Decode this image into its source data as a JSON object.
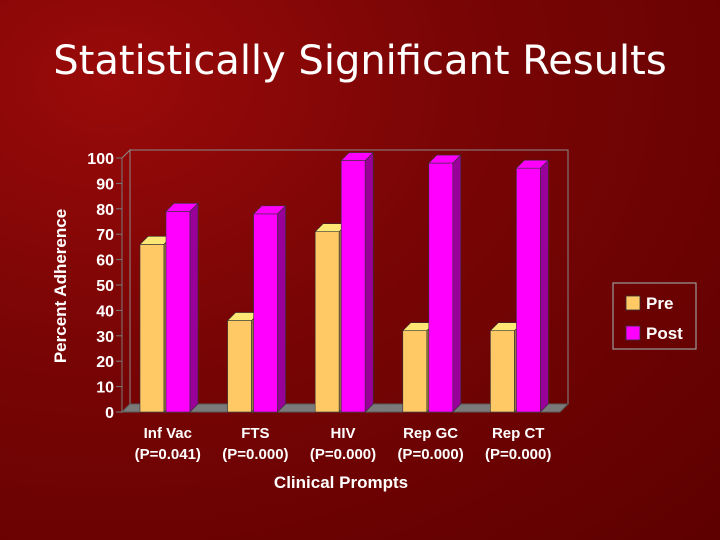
{
  "slide": {
    "title": "Statistically Significant Results"
  },
  "chart_data": {
    "type": "bar",
    "categories": [
      "Inf Vac",
      "FTS",
      "HIV",
      "Rep GC",
      "Rep CT"
    ],
    "category_sublabels": [
      "(P=0.041)",
      "(P=0.000)",
      "(P=0.000)",
      "(P=0.000)",
      "(P=0.000)"
    ],
    "series": [
      {
        "name": "Pre",
        "values": [
          66,
          36,
          71,
          32,
          32
        ],
        "color": "#ffc966"
      },
      {
        "name": "Post",
        "values": [
          79,
          78,
          99,
          98,
          96
        ],
        "color": "#ff00ff"
      }
    ],
    "title": "",
    "xlabel": "Clinical Prompts",
    "ylabel": "Percent Adherence",
    "ylim": [
      0,
      100
    ],
    "yticks": [
      0,
      10,
      20,
      30,
      40,
      50,
      60,
      70,
      80,
      90,
      100
    ],
    "grid": false,
    "legend_position": "right",
    "style": "3d-bar"
  }
}
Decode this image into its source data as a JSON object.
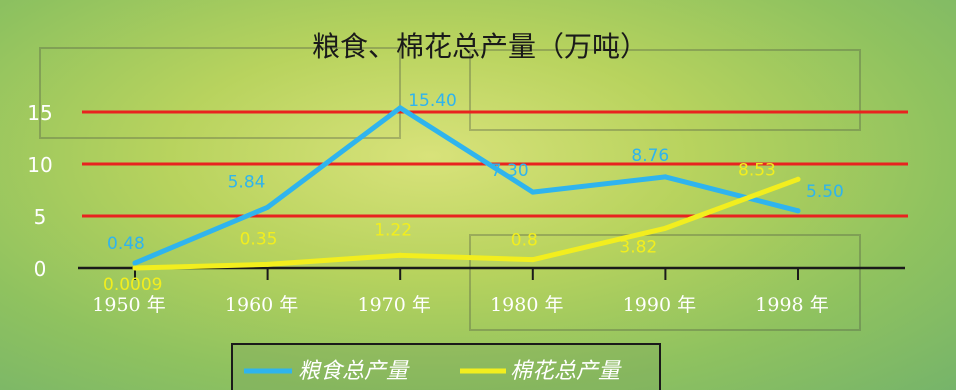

======

- **Exercise task**
Write out the data precisely as given, excluding the pictures.

- **Response**
Decode this image into its source data as a JSON object.
{
  "slide": {
    "title": "Statistically Significant Results"
  },
  "chart_data": {
    "type": "bar",
    "categories": [
      "Inf Vac",
      "FTS",
      "HIV",
      "Rep GC",
      "Rep CT"
    ],
    "category_sublabels": [
      "(P=0.041)",
      "(P=0.000)",
      "(P=0.000)",
      "(P=0.000)",
      "(P=0.000)"
    ],
    "series": [
      {
        "name": "Pre",
        "values": [
          66,
          36,
          71,
          32,
          32
        ],
        "color": "#ffc966"
      },
      {
        "name": "Post",
        "values": [
          79,
          78,
          99,
          98,
          96
        ],
        "color": "#ff00ff"
      }
    ],
    "title": "",
    "xlabel": "Clinical Prompts",
    "ylabel": "Percent Adherence",
    "ylim": [
      0,
      100
    ],
    "yticks": [
      0,
      10,
      20,
      30,
      40,
      50,
      60,
      70,
      80,
      90,
      100
    ],
    "grid": false,
    "legend_position": "right",
    "style": "3d-bar"
  }
}
Decode this image into its source data as a JSON object.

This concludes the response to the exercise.